:: Task description ::
Count how many lines in the material below hold the word "type"; the reply is that number alone.

Excerpts from a figure dataset
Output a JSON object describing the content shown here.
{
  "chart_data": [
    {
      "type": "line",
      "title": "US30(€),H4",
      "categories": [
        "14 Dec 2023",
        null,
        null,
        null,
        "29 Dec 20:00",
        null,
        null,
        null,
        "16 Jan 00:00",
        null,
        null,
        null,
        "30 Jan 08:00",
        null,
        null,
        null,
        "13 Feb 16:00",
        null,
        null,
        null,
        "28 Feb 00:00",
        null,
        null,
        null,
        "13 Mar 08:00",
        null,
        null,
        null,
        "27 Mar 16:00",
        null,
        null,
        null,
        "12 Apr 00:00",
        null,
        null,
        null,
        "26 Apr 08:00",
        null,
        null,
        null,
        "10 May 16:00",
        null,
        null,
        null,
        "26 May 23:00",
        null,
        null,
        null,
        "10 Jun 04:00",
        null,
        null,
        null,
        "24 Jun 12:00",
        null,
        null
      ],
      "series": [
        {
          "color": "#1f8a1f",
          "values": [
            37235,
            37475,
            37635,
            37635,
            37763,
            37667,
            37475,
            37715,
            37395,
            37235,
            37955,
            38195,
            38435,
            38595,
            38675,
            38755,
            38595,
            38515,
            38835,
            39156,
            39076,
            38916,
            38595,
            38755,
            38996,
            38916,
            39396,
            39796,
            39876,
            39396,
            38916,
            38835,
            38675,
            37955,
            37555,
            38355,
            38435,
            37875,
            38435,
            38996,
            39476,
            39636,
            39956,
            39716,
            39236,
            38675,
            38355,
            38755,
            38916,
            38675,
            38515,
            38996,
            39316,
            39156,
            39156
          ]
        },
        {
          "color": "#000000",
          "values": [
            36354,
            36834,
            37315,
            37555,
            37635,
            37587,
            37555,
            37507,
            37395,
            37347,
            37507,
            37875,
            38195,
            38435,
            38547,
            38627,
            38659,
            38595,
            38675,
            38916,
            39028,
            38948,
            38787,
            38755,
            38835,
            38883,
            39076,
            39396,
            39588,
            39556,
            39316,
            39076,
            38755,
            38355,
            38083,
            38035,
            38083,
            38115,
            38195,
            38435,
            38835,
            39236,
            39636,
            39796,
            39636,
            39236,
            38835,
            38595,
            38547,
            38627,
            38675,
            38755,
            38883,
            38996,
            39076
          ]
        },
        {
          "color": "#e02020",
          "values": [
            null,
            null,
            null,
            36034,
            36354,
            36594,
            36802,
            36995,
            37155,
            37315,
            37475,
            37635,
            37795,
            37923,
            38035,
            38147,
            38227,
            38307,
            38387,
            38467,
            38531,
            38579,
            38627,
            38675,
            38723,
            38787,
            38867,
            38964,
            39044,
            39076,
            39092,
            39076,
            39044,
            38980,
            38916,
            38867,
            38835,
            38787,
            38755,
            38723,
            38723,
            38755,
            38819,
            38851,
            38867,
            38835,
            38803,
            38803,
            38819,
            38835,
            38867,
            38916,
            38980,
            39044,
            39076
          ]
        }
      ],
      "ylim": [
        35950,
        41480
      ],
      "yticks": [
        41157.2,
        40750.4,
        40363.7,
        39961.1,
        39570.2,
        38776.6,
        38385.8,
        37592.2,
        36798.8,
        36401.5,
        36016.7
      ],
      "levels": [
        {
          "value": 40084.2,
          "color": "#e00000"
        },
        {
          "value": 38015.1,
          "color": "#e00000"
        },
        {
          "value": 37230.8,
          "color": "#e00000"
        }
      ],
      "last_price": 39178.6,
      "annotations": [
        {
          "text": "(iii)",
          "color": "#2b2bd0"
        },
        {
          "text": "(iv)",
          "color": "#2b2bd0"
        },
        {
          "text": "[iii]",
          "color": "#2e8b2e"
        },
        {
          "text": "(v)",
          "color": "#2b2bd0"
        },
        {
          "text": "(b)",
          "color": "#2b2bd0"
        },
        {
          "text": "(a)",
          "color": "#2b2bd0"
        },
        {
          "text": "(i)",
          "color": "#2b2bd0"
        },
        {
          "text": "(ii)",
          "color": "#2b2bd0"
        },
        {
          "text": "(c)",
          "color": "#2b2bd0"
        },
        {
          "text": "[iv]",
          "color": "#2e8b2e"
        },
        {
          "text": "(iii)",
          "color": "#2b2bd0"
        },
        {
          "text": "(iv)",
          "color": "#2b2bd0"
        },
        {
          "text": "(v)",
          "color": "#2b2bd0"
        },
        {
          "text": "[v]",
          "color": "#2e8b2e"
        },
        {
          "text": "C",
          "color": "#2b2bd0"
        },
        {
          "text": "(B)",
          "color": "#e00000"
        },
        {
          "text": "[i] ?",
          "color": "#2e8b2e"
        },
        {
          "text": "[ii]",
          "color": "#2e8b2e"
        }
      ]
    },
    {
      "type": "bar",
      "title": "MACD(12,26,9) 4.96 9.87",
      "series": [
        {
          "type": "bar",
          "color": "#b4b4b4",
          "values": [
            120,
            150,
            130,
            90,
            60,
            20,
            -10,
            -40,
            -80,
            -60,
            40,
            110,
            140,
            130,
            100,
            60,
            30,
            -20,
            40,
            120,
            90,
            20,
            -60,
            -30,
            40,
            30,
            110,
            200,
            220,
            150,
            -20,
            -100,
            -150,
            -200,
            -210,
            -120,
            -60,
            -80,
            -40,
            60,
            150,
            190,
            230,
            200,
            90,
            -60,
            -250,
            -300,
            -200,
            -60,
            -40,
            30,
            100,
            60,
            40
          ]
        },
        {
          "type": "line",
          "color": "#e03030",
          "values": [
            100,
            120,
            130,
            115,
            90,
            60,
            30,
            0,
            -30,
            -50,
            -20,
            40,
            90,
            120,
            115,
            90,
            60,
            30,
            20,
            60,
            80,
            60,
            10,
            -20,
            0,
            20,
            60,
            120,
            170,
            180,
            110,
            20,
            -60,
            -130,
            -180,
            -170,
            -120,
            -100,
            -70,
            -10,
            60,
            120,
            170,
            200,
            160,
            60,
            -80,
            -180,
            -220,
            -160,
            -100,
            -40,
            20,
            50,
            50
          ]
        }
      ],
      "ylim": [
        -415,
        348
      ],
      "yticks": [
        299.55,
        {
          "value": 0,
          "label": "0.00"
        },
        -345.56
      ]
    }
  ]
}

:: Reply to the exercise ::
4